Exercise aim | Your task is to repeat the entries exactly. Leave the pictures out.

Task material |

[start]

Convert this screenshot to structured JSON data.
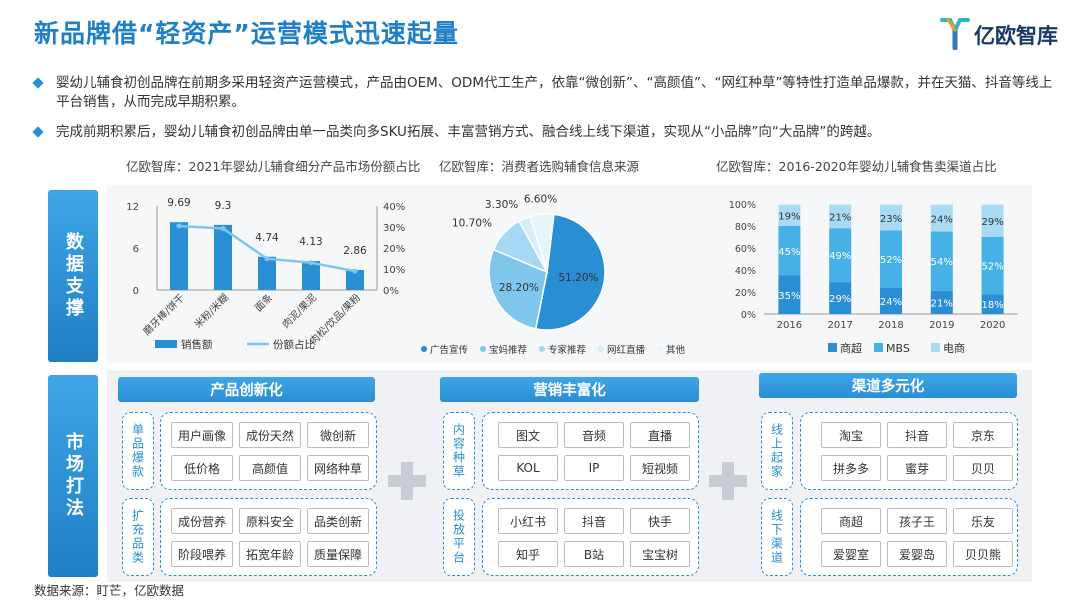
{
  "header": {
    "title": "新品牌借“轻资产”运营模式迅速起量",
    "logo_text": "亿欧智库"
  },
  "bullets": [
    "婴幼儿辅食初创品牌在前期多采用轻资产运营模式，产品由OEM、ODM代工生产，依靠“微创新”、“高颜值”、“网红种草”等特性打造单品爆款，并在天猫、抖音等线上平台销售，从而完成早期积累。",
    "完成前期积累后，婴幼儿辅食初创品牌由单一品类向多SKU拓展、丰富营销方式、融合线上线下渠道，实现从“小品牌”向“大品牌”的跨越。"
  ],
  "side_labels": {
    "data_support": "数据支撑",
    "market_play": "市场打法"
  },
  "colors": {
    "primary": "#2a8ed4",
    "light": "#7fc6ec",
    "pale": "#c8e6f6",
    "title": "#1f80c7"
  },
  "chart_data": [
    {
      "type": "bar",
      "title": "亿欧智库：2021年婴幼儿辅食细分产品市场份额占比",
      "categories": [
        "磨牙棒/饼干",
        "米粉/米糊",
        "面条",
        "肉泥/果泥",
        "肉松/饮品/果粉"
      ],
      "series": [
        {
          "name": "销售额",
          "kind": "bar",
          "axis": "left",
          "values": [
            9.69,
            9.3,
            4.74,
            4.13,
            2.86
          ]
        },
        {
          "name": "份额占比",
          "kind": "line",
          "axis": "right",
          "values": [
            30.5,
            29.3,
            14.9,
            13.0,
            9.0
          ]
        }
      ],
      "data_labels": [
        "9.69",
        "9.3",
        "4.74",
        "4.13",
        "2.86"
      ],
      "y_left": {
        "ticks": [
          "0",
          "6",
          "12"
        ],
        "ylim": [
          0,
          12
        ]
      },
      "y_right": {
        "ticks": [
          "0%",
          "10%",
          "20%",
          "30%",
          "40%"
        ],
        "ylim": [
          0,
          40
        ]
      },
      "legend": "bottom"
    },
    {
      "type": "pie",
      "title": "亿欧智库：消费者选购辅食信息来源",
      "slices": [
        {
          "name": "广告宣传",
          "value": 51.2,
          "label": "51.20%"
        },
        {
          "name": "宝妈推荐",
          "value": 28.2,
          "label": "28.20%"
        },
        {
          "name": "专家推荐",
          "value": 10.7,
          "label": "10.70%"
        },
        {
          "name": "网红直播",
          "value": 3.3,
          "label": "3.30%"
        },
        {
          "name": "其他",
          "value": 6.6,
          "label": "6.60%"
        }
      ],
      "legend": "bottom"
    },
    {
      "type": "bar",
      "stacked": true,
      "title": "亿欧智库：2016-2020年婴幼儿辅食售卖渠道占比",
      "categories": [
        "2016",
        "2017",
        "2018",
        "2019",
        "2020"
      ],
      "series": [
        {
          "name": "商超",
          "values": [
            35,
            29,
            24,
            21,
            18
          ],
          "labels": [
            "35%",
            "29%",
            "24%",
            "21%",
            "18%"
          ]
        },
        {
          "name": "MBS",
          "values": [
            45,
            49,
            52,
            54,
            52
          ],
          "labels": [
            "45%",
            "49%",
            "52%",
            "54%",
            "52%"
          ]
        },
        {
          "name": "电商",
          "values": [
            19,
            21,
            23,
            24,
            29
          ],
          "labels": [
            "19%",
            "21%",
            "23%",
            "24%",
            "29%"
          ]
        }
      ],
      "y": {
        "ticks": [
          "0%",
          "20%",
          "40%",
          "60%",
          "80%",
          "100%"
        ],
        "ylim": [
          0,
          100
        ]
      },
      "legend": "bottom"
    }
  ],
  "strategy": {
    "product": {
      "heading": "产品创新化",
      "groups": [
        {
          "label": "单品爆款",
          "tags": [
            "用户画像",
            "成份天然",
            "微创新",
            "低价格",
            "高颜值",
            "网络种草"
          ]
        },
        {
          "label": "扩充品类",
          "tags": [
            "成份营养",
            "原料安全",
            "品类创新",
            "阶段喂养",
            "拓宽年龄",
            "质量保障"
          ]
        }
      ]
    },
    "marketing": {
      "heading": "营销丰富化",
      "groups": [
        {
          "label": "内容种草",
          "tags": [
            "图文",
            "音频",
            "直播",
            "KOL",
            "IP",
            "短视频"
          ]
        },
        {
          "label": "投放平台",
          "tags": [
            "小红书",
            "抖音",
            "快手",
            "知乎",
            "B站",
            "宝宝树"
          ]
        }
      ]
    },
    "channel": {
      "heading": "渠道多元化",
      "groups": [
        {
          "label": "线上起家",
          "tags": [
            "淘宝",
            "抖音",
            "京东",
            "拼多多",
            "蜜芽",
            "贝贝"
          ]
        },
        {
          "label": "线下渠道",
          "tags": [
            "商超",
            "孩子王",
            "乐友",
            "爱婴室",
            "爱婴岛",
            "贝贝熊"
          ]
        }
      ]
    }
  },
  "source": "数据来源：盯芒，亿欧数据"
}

[end]

Written solution |
Convert this screenshot to structured JSON data.
{
  "header": {
    "title": "新品牌借“轻资产”运营模式迅速起量",
    "logo_text": "亿欧智库"
  },
  "bullets": [
    "婴幼儿辅食初创品牌在前期多采用轻资产运营模式，产品由OEM、ODM代工生产，依靠“微创新”、“高颜值”、“网红种草”等特性打造单品爆款，并在天猫、抖音等线上平台销售，从而完成早期积累。",
    "完成前期积累后，婴幼儿辅食初创品牌由单一品类向多SKU拓展、丰富营销方式、融合线上线下渠道，实现从“小品牌”向“大品牌”的跨越。"
  ],
  "side_labels": {
    "data_support": "数据支撑",
    "market_play": "市场打法"
  },
  "colors": {
    "primary": "#2a8ed4",
    "light": "#7fc6ec",
    "pale": "#c8e6f6",
    "title": "#1f80c7"
  },
  "chart_data": [
    {
      "type": "bar",
      "title": "亿欧智库：2021年婴幼儿辅食细分产品市场份额占比",
      "categories": [
        "磨牙棒/饼干",
        "米粉/米糊",
        "面条",
        "肉泥/果泥",
        "肉松/饮品/果粉"
      ],
      "series": [
        {
          "name": "销售额",
          "kind": "bar",
          "axis": "left",
          "values": [
            9.69,
            9.3,
            4.74,
            4.13,
            2.86
          ]
        },
        {
          "name": "份额占比",
          "kind": "line",
          "axis": "right",
          "values": [
            30.5,
            29.3,
            14.9,
            13.0,
            9.0
          ]
        }
      ],
      "data_labels": [
        "9.69",
        "9.3",
        "4.74",
        "4.13",
        "2.86"
      ],
      "y_left": {
        "ticks": [
          "0",
          "6",
          "12"
        ],
        "ylim": [
          0,
          12
        ]
      },
      "y_right": {
        "ticks": [
          "0%",
          "10%",
          "20%",
          "30%",
          "40%"
        ],
        "ylim": [
          0,
          40
        ]
      },
      "legend": "bottom"
    },
    {
      "type": "pie",
      "title": "亿欧智库：消费者选购辅食信息来源",
      "slices": [
        {
          "name": "广告宣传",
          "value": 51.2,
          "label": "51.20%"
        },
        {
          "name": "宝妈推荐",
          "value": 28.2,
          "label": "28.20%"
        },
        {
          "name": "专家推荐",
          "value": 10.7,
          "label": "10.70%"
        },
        {
          "name": "网红直播",
          "value": 3.3,
          "label": "3.30%"
        },
        {
          "name": "其他",
          "value": 6.6,
          "label": "6.60%"
        }
      ],
      "legend": "bottom"
    },
    {
      "type": "bar",
      "stacked": true,
      "title": "亿欧智库：2016-2020年婴幼儿辅食售卖渠道占比",
      "categories": [
        "2016",
        "2017",
        "2018",
        "2019",
        "2020"
      ],
      "series": [
        {
          "name": "商超",
          "values": [
            35,
            29,
            24,
            21,
            18
          ],
          "labels": [
            "35%",
            "29%",
            "24%",
            "21%",
            "18%"
          ]
        },
        {
          "name": "MBS",
          "values": [
            45,
            49,
            52,
            54,
            52
          ],
          "labels": [
            "45%",
            "49%",
            "52%",
            "54%",
            "52%"
          ]
        },
        {
          "name": "电商",
          "values": [
            19,
            21,
            23,
            24,
            29
          ],
          "labels": [
            "19%",
            "21%",
            "23%",
            "24%",
            "29%"
          ]
        }
      ],
      "y": {
        "ticks": [
          "0%",
          "20%",
          "40%",
          "60%",
          "80%",
          "100%"
        ],
        "ylim": [
          0,
          100
        ]
      },
      "legend": "bottom"
    }
  ],
  "strategy": {
    "product": {
      "heading": "产品创新化",
      "groups": [
        {
          "label": "单品爆款",
          "tags": [
            "用户画像",
            "成份天然",
            "微创新",
            "低价格",
            "高颜值",
            "网络种草"
          ]
        },
        {
          "label": "扩充品类",
          "tags": [
            "成份营养",
            "原料安全",
            "品类创新",
            "阶段喂养",
            "拓宽年龄",
            "质量保障"
          ]
        }
      ]
    },
    "marketing": {
      "heading": "营销丰富化",
      "groups": [
        {
          "label": "内容种草",
          "tags": [
            "图文",
            "音频",
            "直播",
            "KOL",
            "IP",
            "短视频"
          ]
        },
        {
          "label": "投放平台",
          "tags": [
            "小红书",
            "抖音",
            "快手",
            "知乎",
            "B站",
            "宝宝树"
          ]
        }
      ]
    },
    "channel": {
      "heading": "渠道多元化",
      "groups": [
        {
          "label": "线上起家",
          "tags": [
            "淘宝",
            "抖音",
            "京东",
            "拼多多",
            "蜜芽",
            "贝贝"
          ]
        },
        {
          "label": "线下渠道",
          "tags": [
            "商超",
            "孩子王",
            "乐友",
            "爱婴室",
            "爱婴岛",
            "贝贝熊"
          ]
        }
      ]
    }
  },
  "source": "数据来源：盯芒，亿欧数据"
}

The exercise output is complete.